— start of Data provided —
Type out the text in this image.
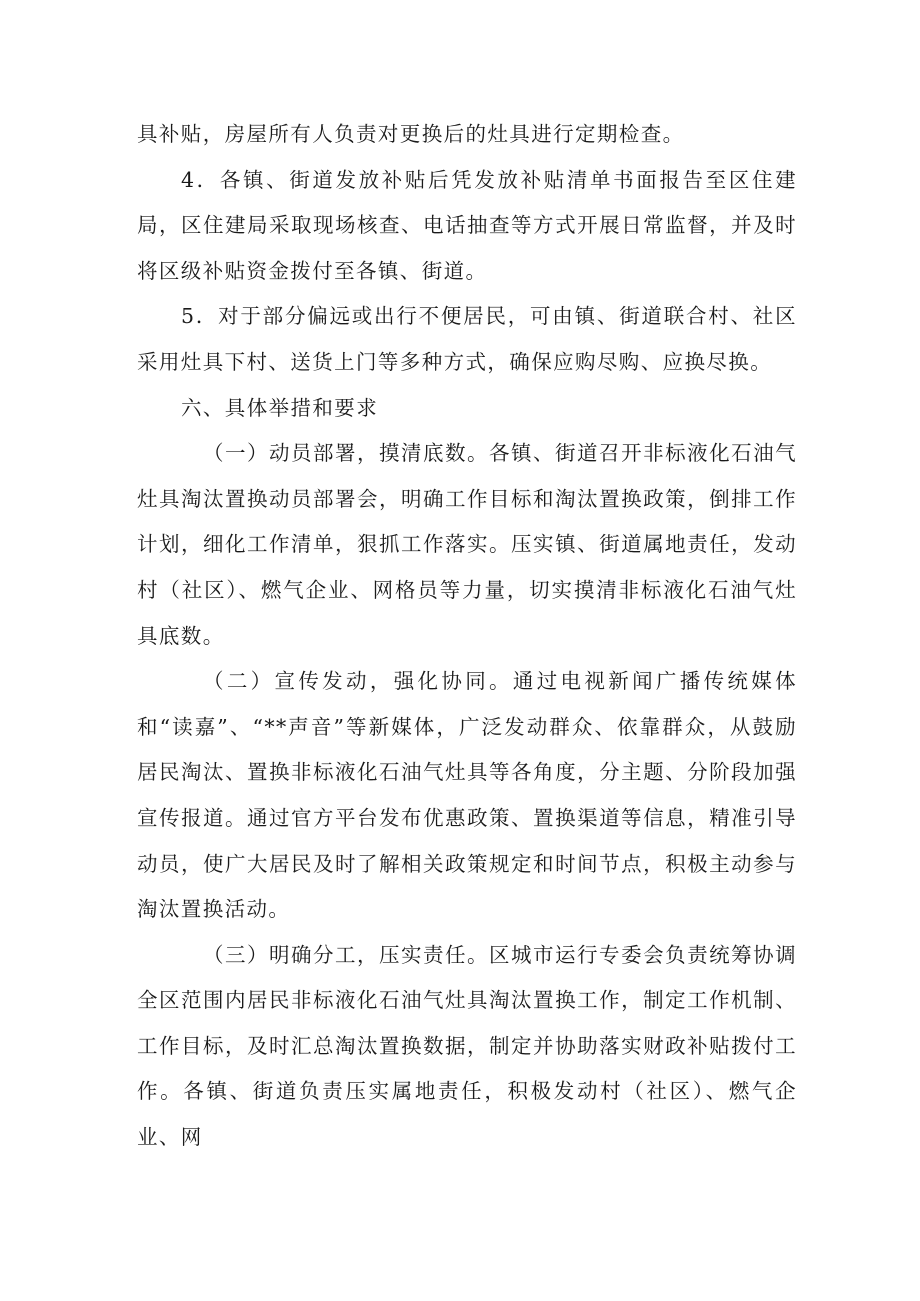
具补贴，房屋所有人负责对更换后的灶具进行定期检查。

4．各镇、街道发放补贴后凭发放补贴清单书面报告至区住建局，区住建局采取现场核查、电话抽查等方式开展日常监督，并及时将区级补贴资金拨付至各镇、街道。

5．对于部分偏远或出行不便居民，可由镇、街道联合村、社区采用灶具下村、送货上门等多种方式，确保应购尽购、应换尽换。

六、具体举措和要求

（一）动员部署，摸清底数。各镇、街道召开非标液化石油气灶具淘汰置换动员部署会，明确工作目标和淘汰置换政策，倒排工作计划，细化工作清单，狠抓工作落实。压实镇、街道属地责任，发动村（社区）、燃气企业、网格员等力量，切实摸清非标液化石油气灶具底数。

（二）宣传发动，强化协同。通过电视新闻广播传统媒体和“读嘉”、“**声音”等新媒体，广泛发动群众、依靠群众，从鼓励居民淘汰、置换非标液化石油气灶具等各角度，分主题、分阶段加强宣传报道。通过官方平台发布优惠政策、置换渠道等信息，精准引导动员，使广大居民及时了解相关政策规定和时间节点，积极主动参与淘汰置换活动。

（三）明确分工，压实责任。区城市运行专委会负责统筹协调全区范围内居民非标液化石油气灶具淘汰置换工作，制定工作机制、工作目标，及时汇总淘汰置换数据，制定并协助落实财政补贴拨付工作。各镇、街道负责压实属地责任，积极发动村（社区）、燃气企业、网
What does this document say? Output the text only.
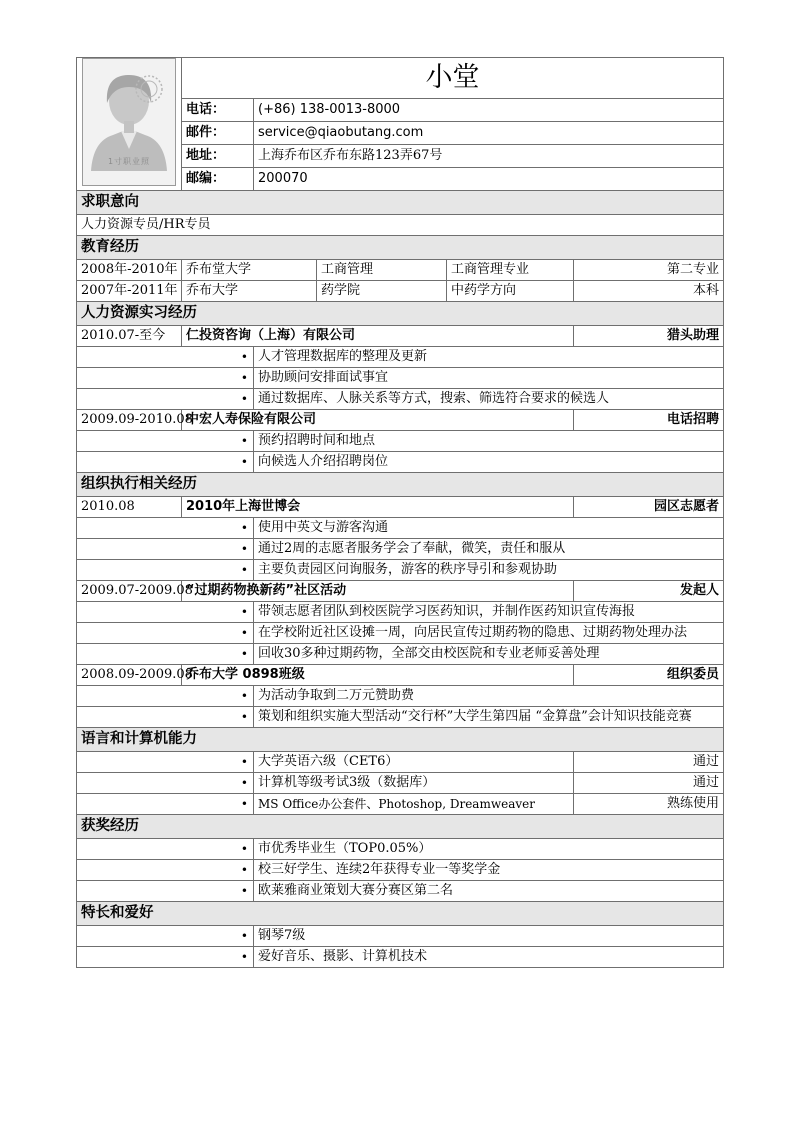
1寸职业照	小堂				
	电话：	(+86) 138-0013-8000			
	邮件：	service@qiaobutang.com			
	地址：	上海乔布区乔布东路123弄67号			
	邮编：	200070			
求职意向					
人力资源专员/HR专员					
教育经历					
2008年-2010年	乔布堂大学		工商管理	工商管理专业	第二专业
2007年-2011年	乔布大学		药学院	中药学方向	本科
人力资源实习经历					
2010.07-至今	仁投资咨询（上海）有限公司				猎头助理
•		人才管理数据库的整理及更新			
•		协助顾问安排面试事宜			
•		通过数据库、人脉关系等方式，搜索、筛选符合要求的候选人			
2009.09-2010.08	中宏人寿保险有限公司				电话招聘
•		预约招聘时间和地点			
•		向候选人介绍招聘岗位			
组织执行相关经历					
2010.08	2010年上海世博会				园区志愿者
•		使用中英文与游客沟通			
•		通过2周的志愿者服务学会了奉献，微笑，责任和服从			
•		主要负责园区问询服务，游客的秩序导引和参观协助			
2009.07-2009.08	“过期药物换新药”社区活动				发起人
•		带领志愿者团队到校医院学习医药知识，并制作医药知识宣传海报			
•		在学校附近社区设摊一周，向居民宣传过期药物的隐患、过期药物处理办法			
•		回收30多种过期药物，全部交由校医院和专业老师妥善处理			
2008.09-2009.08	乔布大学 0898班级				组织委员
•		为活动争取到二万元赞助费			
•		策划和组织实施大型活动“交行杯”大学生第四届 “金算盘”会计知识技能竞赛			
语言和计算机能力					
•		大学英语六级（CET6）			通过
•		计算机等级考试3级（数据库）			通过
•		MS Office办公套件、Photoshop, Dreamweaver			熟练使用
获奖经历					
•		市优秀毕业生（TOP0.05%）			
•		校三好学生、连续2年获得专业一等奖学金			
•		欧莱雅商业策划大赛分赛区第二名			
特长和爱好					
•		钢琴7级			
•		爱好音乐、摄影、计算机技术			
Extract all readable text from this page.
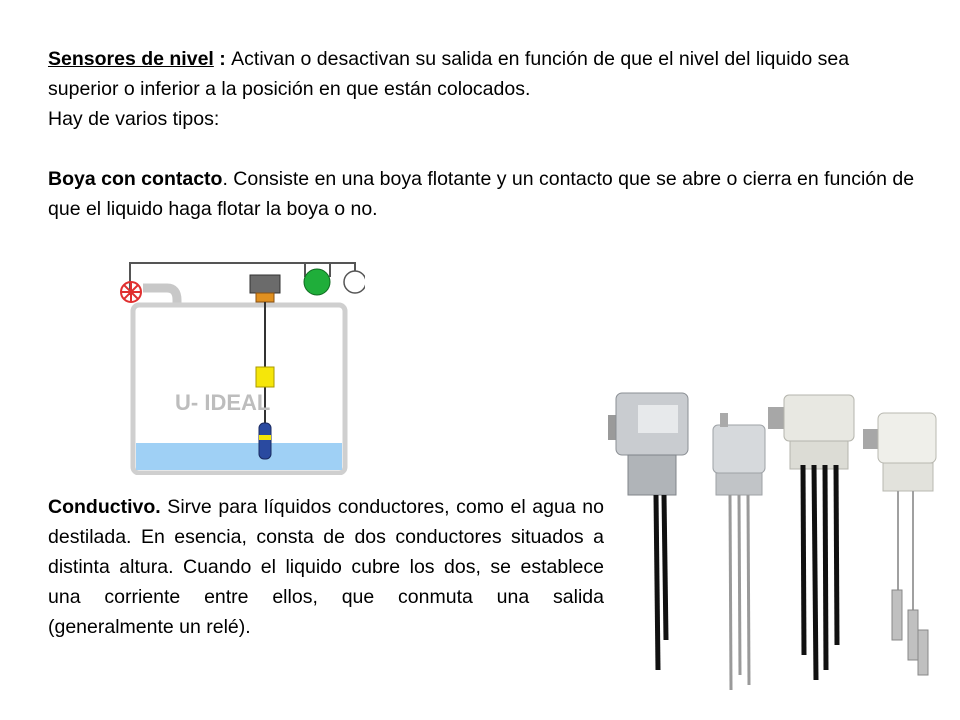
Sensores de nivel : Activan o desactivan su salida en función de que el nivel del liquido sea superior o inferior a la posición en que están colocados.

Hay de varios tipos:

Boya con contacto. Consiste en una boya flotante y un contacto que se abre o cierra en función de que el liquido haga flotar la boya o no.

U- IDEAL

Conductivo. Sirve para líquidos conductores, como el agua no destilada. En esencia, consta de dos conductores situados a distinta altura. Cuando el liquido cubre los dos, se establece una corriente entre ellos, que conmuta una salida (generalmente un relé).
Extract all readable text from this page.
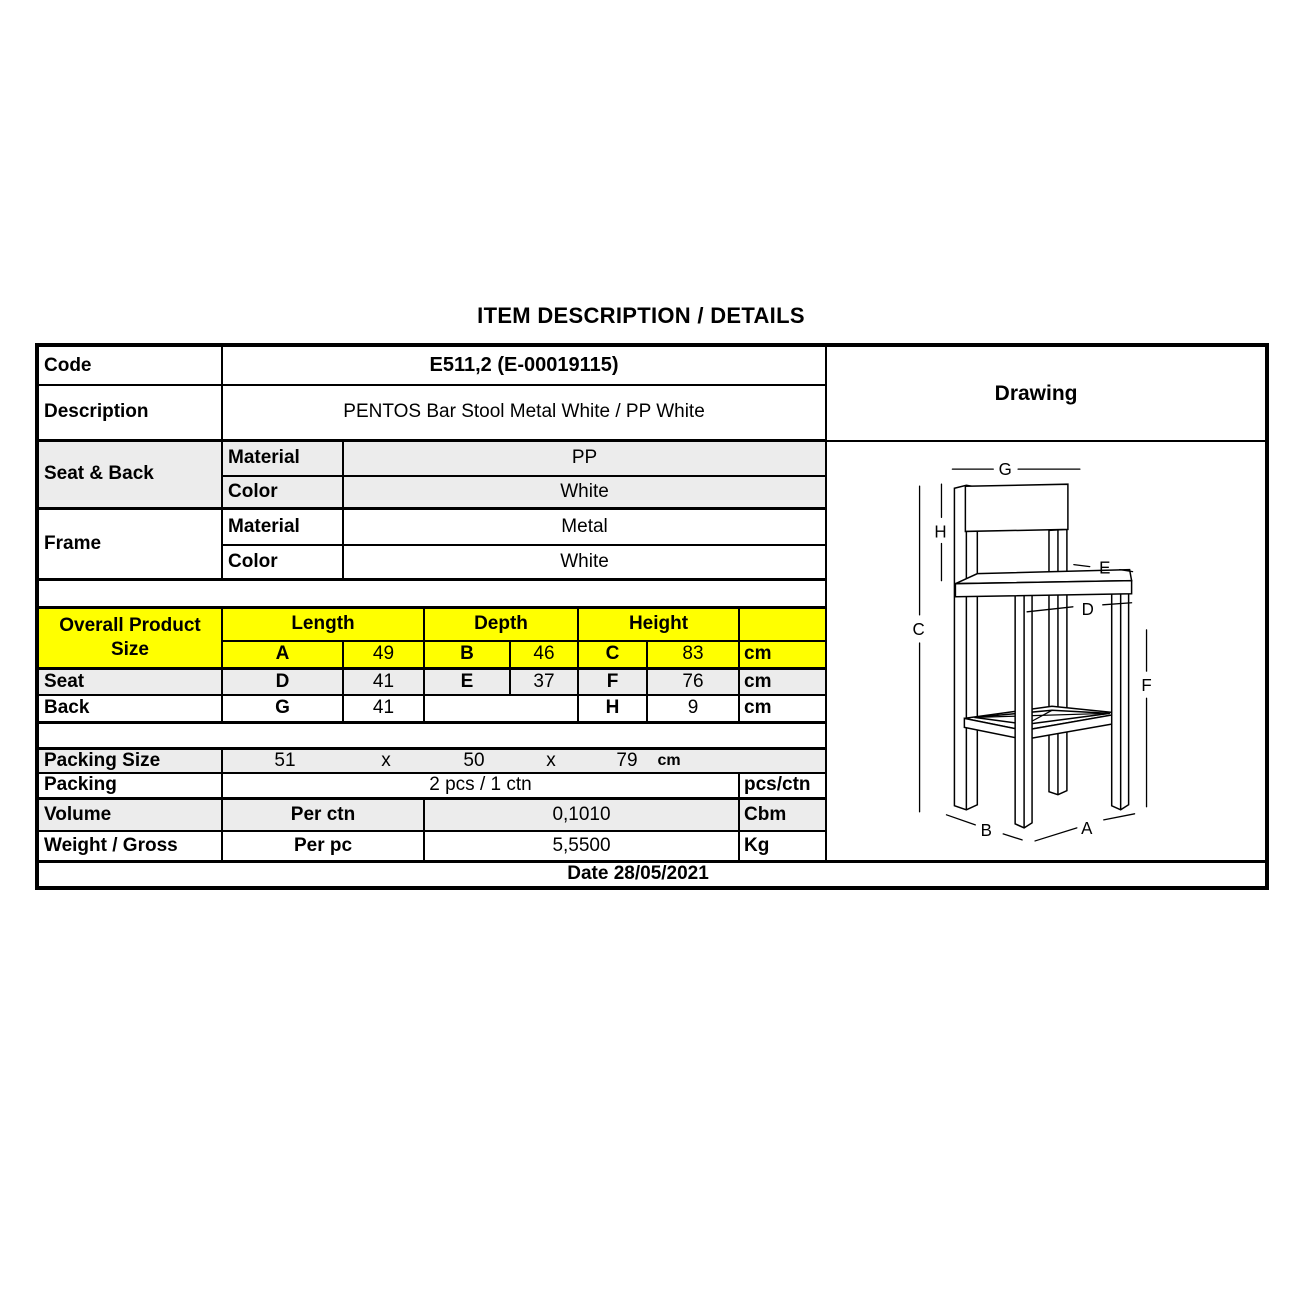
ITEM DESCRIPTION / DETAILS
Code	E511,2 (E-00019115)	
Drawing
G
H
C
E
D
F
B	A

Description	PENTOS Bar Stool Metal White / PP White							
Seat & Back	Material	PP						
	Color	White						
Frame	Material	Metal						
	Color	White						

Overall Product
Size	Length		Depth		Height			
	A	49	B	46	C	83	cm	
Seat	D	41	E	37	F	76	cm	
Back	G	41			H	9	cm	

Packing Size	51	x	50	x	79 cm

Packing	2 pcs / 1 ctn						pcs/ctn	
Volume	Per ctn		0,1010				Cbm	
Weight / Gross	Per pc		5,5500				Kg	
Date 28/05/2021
— end of Data provided —
[Objective]: Omit the pictures. Output every record above word for word.

[Written reply]:
Type out the text in this image.
具补贴，房屋所有人负责对更换后的灶具进行定期检查。

4．各镇、街道发放补贴后凭发放补贴清单书面报告至区住建局，区住建局采取现场核查、电话抽查等方式开展日常监督，并及时将区级补贴资金拨付至各镇、街道。

5．对于部分偏远或出行不便居民，可由镇、街道联合村、社区采用灶具下村、送货上门等多种方式，确保应购尽购、应换尽换。

六、具体举措和要求

（一）动员部署，摸清底数。各镇、街道召开非标液化石油气灶具淘汰置换动员部署会，明确工作目标和淘汰置换政策，倒排工作计划，细化工作清单，狠抓工作落实。压实镇、街道属地责任，发动村（社区）、燃气企业、网格员等力量，切实摸清非标液化石油气灶具底数。

（二）宣传发动，强化协同。通过电视新闻广播传统媒体和“读嘉”、“**声音”等新媒体，广泛发动群众、依靠群众，从鼓励居民淘汰、置换非标液化石油气灶具等各角度，分主题、分阶段加强宣传报道。通过官方平台发布优惠政策、置换渠道等信息，精准引导动员，使广大居民及时了解相关政策规定和时间节点，积极主动参与淘汰置换活动。

（三）明确分工，压实责任。区城市运行专委会负责统筹协调全区范围内居民非标液化石油气灶具淘汰置换工作，制定工作机制、工作目标，及时汇总淘汰置换数据，制定并协助落实财政补贴拨付工作。各镇、街道负责压实属地责任，积极发动村（社区）、燃气企业、网
What does this document say? Output the text only.
1寸职业照	小堂				
	电话：	(+86) 138-0013-8000			
	邮件：	service@qiaobutang.com			
	地址：	上海乔布区乔布东路123弄67号			
	邮编：	200070			
求职意向					
人力资源专员/HR专员					
教育经历					
2008年-2010年	乔布堂大学		工商管理	工商管理专业	第二专业
2007年-2011年	乔布大学		药学院	中药学方向	本科
人力资源实习经历					
2010.07-至今	仁投资咨询（上海）有限公司				猎头助理
•		人才管理数据库的整理及更新			
•		协助顾问安排面试事宜			
•		通过数据库、人脉关系等方式，搜索、筛选符合要求的候选人			
2009.09-2010.08	中宏人寿保险有限公司				电话招聘
•		预约招聘时间和地点			
•		向候选人介绍招聘岗位			
组织执行相关经历					
2010.08	2010年上海世博会				园区志愿者
•		使用中英文与游客沟通			
•		通过2周的志愿者服务学会了奉献，微笑，责任和服从			
•		主要负责园区问询服务，游客的秩序导引和参观协助			
2009.07-2009.08	“过期药物换新药”社区活动				发起人
•		带领志愿者团队到校医院学习医药知识，并制作医药知识宣传海报			
•		在学校附近社区设摊一周，向居民宣传过期药物的隐患、过期药物处理办法			
•		回收30多种过期药物，全部交由校医院和专业老师妥善处理			
2008.09-2009.08	乔布大学 0898班级				组织委员
•		为活动争取到二万元赞助费			
•		策划和组织实施大型活动“交行杯”大学生第四届 “金算盘”会计知识技能竞赛			
语言和计算机能力					
•		大学英语六级（CET6）			通过
•		计算机等级考试3级（数据库）			通过
•		MS Office办公套件、Photoshop, Dreamweaver			熟练使用
获奖经历					
•		市优秀毕业生（TOP0.05%）			
•		校三好学生、连续2年获得专业一等奖学金			
•		欧莱雅商业策划大赛分赛区第二名			
特长和爱好					
•		钢琴7级			
•		爱好音乐、摄影、计算机技术			
Extract all readable text from this page.
Sensores de nivel : Activan o desactivan su salida en función de que el nivel del liquido sea superior o inferior a la posición en que están colocados.

Hay de varios tipos:

Boya con contacto. Consiste en una boya flotante y un contacto que se abre o cierra en función de que el liquido haga flotar la boya o no.

U- IDEAL

Conductivo. Sirve para líquidos conductores, como el agua no destilada. En esencia, consta de dos conductores situados a distinta altura. Cuando el liquido cubre los dos, se establece una corriente entre ellos, que conmuta una salida (generalmente un relé).
Extract all readable text from this page.
ITEM DESCRIPTION / DETAILS
Code	E511,2 (E-00019115)	
Drawing
G
H
C
E
D
F
B	A

Description	PENTOS Bar Stool Metal White / PP White							
Seat & Back	Material	PP						
	Color	White						
Frame	Material	Metal						
	Color	White						

Overall Product
Size	Length		Depth		Height			
	A	49	B	46	C	83	cm	
Seat	D	41	E	37	F	76	cm	
Back	G	41			H	9	cm	

Packing Size	51	x	50	x	79 cm

Packing	2 pcs / 1 ctn						pcs/ctn	
Volume	Per ctn		0,1010				Cbm	
Weight / Gross	Per pc		5,5500				Kg	
Date 28/05/2021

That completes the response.